SET TASK 1: Duplicate the passage of the game-genre analysis notebook from "# Calculate the" up to and including "len(df_genres[genres])".
SET TASK 2: In the game-genre analysis notebook, why are negative ratings counted along with positive ones?
SET TASK 3: Resume the game-genre analysis notebook from the point where it stops.

Since there is no sales column, we will focus on games that are not free to play (paid), based on their positive ratings summed with the negative ones, and filter by genre. I include the negative ratings because they also come from users who purchased the game.

In [210]:
# Filter out games that are not free-to-play
df_f2p_false = df[df['free_to_play'] == False]

# Define the genres in a variable
genres = ['action', 'adventure', 'rpg', 'simulation', 'strategy', 'racing']

# Extract relevant columns: game name, positive ratings, negative ratings, and genres
df_f2p_false_genre = df_f2p_false[['name', 'sells'] + genres]
df_f2p_false_genre = df_f2p_false_genre.set_index('name')

# Sum positive and negative ratings by genre
genre_sales = df_f2p_false_genre[genres].multiply(df_f2p_false_genre['sells'], axis=0).sum()

# Create the pie chart
fig = px.pie(
    names=genre_sales.index, 
    values=genre_sales.values, 
    title="Games Sold by Genre",
    labels={'names': 'Genre', 'values': 'Sales'}
)

fig.update_layout(
    font=dict(family='Helvetica', size=12, color='gray'),
    template="plotly_dark",
    height = 600,
    width=600
)

fig.update_traces(
    hovertemplate='Genre: %{label}<br>Units Sold: %{value:,.0f}'
)

# Dark/Light Mode Button
fig.update_layout(
    updatemenus=[{
        'buttons': [
            {
                'label': 'Light Mode',
                'method': 'relayout',
                'args': ['template', 'plotly_white'],  
            },
            {
                'label': 'Dark Mode',
                'method': 'relayout',
                'args': ['template', 'plotly_dark'],  
            }
        ],
        'direction': 'up',  
        'showactive': True,
        'x': 1.2,   
        'xanchor': 'right',  
        'y': -0.1,  
        'yanchor': 'bottom',  
        'pad': {'r': 5, 't': 10}, 
    }]
)

fig.show()

## 3. Which genres have the highest average reviews?

Nos basaremos en la media de positive_ratings segun género, esta vez incluyendo los juegos f2p

In [211]:
# Create a df with only the columns we care about
df_genres = df[['positive_ratings'] + genres]

# Calculate the weighted average
genre_avg_reviews = (
    df_genres[genres].multiply(df_genres['positive_ratings'], axis=0).sum() /  
    len(df_genres[genres])  
).reset_index()
genre_avg_reviews.columns = ['genre', 'avg_positive_ratings']
genre_avg_reviews['genre'] = genre_avg_reviews['genre'].str.capitalize()

# Create a bar chart
fig = px.bar(
    genre_avg_reviews, 
    x='genre', 
    y='avg_positive_ratings', 
    labels={'genre': 'Genre', 'avg_positive_ratings': 'Average Reviews'}
)

fig.update_layout(
    title='Best Average Reviews by Genre',
    font=dict(family='Helvetica', size=14, color='rgb(169, 169, 169)'),
    template="plotly_dark",
    height=600,
    width=1300
)

fig.update_traces(
    hovertemplate='Genre: %{x}<br>Average Positive Reviews: %{y:.0f}')

Element boundary records:

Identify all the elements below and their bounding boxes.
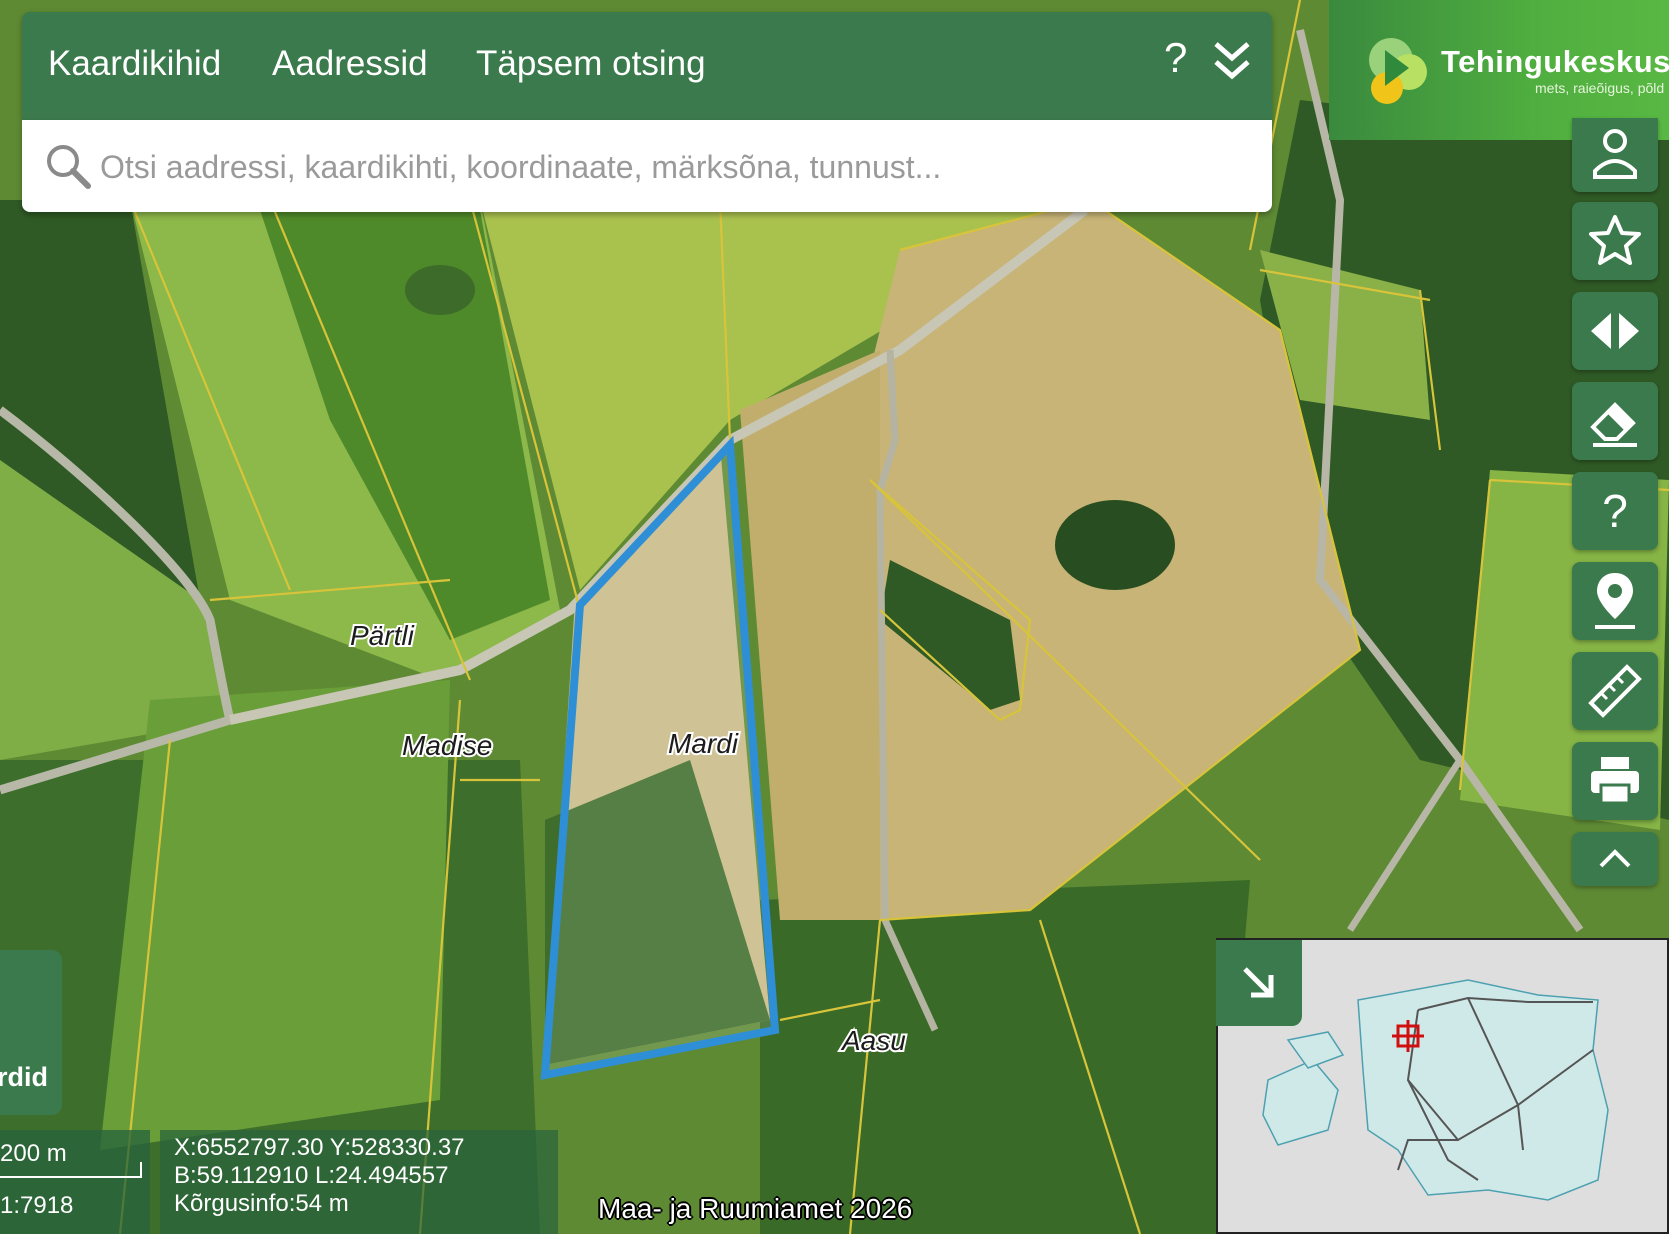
brand-subtitle: mets, raieõigus, põld (1535, 80, 1665, 96)
logo-mark-icon (1369, 38, 1427, 104)
left-panel-label: ardid (0, 1062, 49, 1092)
scale-box: 200 m 1:7918 (0, 1130, 150, 1234)
arrow-down-right-icon (1243, 967, 1274, 998)
search-icon (44, 142, 92, 195)
scale-bar (0, 1162, 142, 1178)
overview-toggle-button[interactable] (1216, 940, 1302, 1026)
place-label-partli: Pärtli (350, 620, 415, 651)
forest-area (760, 880, 1250, 1234)
user-button[interactable] (1572, 118, 1658, 192)
coordinates-xy: X:6552797.30 Y:528330.37 (174, 1134, 465, 1161)
brand-title: Tehingukeskus (1441, 44, 1669, 79)
map-attribution: Maa- ja Ruumiamet 2026 (598, 1193, 913, 1224)
ruler-icon (1588, 664, 1642, 718)
place-label-aasu: Aasu (840, 1025, 906, 1056)
current-location-marker-icon (1392, 1020, 1424, 1052)
print-icon (1591, 757, 1639, 805)
location-pin-icon (1595, 573, 1635, 629)
measure-button[interactable] (1572, 652, 1658, 730)
tree-patch (1055, 500, 1175, 590)
star-icon (1589, 215, 1641, 265)
scale-ratio: 1:7918 (0, 1192, 74, 1219)
print-button[interactable] (1572, 742, 1658, 820)
coordinates-bl: B:59.112910 L:24.494557 (174, 1162, 449, 1189)
coordinates-box: X:6552797.30 Y:528330.37 B:59.112910 L:2… (160, 1130, 558, 1234)
search-input[interactable] (98, 138, 1252, 196)
eraser-button[interactable] (1572, 382, 1658, 460)
tab-addresses[interactable]: Aadressid (272, 44, 428, 84)
help-button[interactable]: ? (1572, 472, 1658, 550)
tree-patch (405, 265, 475, 315)
question-icon[interactable]: ? (1164, 34, 1187, 82)
place-label-madise: Madise (402, 730, 492, 761)
help-icon: ? (1602, 485, 1628, 537)
tab-advanced-search[interactable]: Täpsem otsing (476, 44, 706, 84)
top-toolbar: Kaardikihid Aadressid Täpsem otsing ? (22, 12, 1272, 120)
left-side-panel[interactable]: ardid (0, 950, 62, 1115)
tab-map-layers[interactable]: Kaardikihid (48, 44, 221, 84)
double-chevron-down-icon[interactable] (1212, 38, 1252, 92)
compare-button[interactable] (1572, 292, 1658, 370)
user-icon (1593, 129, 1637, 179)
search-bar (22, 120, 1272, 212)
height-info: Kõrgusinfo:54 m (174, 1190, 349, 1217)
favorites-button[interactable] (1572, 202, 1658, 280)
compare-icon (1591, 313, 1639, 349)
collapse-tools-button[interactable] (1572, 832, 1658, 886)
chevron-up-icon (1599, 849, 1631, 868)
location-button[interactable] (1572, 562, 1658, 640)
place-label-mardi: Mardi (668, 728, 739, 759)
eraser-icon (1590, 402, 1637, 447)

EXERCISE OUTPUT 1:
# Calculate the weighted average
genre_avg_reviews = (
    df_genres[genres].multiply(df_genres['positive_ratings'], axis=0).sum() /  
    len(df_genres[genres])

EXERCISE OUTPUT 2: Negative ratings also come from users who purchased the game.

EXERCISE OUTPUT 3:
# Dark/Light Mode Button
fig.update_layout(
    updatemenus=[{
        'buttons': [
            {
                'label': 'Light Mode',
                'method': 'relayout',
                'args': ['template', 'plotly_white'],  
            },
            {
                'label': 'Dark Mode',
                'method': 'relayout',
                'args': ['template', 'plotly_dark'],  
            }
        ],
        'direction': 'down',  
        'showactive': True,
        'x': 1,  
        'xanchor': 'right',  
        'y': 1.2,  
        'yanchor': 'top',  
        'pad': {'r': 5, 't': 10}, 
    }]
)
fig.show()

## 4. How much has the top-selling developer earned?

In [212]:
df_devs = df[['developer','sells', 'price']].copy()
df_devs['earnings'] = df['sells'] * df['price']
developer_earnings = df_devs.groupby('developer')['earnings'].sum()
top_10_developers = developer_earnings.sort_values(ascending=False).head(5)

# Create a bar chart
fig = px.bar(
    top_10_developers, 
    x=top_10_developers.index, 
    y=top_10_developers.values,
    title="Top 5 Developers who earned the most € according to their sales",
    labels={'x': 'Developer', 'y': 'Total Earnings'},
    template="plotly_dark"
)

fig.update_layout(
    font=dict(family='Helvetica', size=14, color='rgb(169, 169, 169)'),
    template="plotly_dark",
    height=600,
    width=1300,
    xaxis_title='Developer',
    yaxis=dict(
        ticksuffix='€',
    )
)

fig.update_traces(
    hovertemplate='Developer: %{x}<br>Earnings: %{y:,.0f}€'
)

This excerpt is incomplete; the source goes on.